Job:
Check each line of the entries below for the string "this"; copy every line where it appears.
◇ ◇ ◇ ◇
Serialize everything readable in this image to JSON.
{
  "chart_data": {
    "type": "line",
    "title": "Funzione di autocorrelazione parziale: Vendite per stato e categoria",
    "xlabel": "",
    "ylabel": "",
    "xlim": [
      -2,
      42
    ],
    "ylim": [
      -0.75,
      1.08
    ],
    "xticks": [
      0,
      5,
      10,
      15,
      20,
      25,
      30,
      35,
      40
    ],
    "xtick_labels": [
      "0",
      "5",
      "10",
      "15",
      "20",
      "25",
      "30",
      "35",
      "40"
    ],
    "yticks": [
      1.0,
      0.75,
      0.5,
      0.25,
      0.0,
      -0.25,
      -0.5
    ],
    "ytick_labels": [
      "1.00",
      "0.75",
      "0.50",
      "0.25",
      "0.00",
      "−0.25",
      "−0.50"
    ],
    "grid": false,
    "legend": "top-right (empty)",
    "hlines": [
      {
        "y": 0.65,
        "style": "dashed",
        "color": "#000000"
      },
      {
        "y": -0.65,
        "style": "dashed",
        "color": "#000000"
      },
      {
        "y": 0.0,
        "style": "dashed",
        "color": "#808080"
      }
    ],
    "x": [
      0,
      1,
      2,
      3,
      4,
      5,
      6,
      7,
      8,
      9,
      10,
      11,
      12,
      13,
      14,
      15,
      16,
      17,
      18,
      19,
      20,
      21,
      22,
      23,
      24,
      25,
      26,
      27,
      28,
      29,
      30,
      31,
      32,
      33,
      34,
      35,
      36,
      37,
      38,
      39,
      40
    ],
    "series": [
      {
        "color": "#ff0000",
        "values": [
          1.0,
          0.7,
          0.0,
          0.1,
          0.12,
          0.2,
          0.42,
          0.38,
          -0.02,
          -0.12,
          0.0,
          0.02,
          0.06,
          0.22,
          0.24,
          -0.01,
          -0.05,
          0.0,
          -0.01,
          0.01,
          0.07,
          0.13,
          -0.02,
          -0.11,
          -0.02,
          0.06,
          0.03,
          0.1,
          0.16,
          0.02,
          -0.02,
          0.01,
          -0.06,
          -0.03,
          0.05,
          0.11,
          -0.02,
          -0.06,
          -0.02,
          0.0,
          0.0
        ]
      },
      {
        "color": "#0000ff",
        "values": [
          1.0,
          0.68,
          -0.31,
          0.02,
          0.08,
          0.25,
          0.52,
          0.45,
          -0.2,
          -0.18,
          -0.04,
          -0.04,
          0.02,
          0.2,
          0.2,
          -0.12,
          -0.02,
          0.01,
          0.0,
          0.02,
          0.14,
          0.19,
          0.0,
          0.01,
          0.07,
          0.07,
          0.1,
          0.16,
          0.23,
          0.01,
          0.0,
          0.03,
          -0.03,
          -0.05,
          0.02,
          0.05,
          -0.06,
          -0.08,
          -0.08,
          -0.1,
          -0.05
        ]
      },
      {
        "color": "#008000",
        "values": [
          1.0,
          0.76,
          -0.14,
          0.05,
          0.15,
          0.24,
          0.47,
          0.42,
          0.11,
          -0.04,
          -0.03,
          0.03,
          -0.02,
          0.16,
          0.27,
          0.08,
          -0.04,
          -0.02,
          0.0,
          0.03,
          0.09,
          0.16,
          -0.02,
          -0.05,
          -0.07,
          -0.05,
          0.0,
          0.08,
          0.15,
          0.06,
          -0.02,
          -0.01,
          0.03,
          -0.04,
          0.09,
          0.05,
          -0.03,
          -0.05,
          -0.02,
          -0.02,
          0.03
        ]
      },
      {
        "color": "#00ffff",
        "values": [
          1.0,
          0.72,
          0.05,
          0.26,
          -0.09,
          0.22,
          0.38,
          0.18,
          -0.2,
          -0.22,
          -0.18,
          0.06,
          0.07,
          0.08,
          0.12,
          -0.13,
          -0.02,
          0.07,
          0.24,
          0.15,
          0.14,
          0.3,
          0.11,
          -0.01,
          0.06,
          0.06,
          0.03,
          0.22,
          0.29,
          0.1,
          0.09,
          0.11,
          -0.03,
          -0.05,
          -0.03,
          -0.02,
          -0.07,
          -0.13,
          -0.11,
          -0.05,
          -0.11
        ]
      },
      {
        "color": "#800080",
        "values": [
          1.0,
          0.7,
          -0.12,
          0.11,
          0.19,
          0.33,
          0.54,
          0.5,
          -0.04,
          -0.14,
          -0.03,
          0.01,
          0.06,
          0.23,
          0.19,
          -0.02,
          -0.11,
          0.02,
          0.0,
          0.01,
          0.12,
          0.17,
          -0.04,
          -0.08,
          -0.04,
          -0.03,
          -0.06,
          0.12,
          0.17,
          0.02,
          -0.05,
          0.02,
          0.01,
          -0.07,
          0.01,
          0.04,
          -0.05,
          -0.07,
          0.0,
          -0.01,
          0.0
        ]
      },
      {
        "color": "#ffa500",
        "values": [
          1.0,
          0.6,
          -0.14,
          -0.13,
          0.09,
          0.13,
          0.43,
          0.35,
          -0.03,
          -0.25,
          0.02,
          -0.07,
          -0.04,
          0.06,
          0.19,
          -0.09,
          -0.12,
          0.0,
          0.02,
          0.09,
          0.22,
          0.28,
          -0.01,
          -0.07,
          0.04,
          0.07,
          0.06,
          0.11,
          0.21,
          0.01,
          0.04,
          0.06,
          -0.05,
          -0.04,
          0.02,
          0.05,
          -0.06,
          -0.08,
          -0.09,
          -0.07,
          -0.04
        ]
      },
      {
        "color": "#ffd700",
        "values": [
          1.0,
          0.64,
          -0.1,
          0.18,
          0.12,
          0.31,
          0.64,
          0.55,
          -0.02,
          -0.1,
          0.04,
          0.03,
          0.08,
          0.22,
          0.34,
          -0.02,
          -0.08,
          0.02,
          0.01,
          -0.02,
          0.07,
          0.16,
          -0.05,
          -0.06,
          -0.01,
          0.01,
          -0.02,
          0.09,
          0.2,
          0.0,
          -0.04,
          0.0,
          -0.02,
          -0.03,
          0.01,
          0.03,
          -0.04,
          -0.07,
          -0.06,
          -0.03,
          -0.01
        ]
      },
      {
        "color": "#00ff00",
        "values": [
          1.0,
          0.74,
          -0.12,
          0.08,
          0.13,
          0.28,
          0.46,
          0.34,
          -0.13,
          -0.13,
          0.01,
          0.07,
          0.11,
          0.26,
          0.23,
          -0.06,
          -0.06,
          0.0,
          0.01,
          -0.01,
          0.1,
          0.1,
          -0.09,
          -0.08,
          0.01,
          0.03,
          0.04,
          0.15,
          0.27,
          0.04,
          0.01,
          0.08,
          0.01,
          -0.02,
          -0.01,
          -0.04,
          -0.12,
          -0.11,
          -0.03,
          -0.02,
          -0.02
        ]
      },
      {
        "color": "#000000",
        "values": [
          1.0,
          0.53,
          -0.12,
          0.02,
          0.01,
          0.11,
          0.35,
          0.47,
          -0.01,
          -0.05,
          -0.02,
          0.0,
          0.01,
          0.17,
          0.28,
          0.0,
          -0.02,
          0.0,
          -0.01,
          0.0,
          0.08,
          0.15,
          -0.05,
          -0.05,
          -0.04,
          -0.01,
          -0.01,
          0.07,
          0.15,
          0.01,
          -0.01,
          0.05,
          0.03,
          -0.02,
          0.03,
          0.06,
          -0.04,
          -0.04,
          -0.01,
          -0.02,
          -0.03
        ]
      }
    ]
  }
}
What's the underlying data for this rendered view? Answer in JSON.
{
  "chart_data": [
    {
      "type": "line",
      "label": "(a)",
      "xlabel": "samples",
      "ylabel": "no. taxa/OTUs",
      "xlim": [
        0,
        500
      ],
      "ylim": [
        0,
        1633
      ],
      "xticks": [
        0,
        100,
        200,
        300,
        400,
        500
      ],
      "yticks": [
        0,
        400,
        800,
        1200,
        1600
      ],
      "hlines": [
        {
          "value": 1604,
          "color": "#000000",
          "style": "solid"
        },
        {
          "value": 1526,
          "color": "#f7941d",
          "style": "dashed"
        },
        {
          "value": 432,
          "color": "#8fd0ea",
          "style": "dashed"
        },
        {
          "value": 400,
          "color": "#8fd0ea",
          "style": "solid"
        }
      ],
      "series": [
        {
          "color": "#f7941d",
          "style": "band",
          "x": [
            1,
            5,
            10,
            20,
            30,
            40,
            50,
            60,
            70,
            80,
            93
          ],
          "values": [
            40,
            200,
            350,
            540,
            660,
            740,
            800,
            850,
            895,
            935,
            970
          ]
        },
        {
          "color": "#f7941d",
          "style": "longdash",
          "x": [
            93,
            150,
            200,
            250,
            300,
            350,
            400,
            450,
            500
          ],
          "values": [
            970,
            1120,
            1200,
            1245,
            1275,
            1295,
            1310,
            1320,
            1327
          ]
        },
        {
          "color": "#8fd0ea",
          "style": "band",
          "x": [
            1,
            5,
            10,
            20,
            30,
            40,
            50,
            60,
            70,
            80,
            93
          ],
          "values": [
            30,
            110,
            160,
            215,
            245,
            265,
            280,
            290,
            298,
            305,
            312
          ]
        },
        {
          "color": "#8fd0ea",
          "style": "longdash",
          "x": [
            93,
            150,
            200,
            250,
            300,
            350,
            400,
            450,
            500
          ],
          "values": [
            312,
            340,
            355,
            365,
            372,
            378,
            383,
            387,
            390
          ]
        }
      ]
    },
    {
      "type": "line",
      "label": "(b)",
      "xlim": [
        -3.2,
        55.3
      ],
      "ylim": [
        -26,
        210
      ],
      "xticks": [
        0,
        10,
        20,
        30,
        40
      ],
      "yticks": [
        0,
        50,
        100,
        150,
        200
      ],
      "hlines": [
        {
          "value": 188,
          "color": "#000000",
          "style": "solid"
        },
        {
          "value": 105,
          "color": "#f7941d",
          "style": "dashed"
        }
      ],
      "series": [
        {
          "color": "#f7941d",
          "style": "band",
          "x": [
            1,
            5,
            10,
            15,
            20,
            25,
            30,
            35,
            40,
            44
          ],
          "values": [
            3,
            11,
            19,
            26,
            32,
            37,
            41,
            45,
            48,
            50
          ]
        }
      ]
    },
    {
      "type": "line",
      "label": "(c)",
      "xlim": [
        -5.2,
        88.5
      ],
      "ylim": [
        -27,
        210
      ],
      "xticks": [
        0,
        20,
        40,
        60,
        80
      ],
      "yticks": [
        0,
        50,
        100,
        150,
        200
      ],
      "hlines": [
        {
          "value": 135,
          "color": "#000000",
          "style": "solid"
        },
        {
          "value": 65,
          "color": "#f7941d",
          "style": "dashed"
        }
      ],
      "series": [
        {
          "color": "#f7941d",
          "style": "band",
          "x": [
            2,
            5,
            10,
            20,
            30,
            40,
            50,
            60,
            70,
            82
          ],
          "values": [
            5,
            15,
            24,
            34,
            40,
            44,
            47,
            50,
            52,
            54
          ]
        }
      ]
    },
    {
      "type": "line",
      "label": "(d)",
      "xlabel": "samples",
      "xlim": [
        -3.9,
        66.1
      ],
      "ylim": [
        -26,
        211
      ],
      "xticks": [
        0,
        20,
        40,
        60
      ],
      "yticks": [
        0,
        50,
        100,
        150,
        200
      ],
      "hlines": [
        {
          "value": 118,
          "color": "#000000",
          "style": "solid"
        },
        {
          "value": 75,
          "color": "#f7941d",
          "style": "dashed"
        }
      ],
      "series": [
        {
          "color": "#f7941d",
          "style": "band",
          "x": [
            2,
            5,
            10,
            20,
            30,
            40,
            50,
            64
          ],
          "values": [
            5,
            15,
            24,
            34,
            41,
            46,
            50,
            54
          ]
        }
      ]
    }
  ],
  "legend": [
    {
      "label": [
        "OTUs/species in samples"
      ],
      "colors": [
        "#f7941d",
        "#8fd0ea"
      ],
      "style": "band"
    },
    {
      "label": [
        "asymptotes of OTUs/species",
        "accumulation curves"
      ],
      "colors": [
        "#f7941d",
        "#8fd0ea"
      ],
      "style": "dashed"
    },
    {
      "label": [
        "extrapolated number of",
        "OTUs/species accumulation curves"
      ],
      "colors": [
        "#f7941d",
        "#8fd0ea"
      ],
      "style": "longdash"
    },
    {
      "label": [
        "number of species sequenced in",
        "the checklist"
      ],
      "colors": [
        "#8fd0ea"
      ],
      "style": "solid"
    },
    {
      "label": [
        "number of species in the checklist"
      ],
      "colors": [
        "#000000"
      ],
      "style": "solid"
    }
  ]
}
◇ ◇ ◇ ◇
Exercise response:
Serialize everything readable in this image to JSON.
What's the underlying data for this rendered view? Answer in JSON.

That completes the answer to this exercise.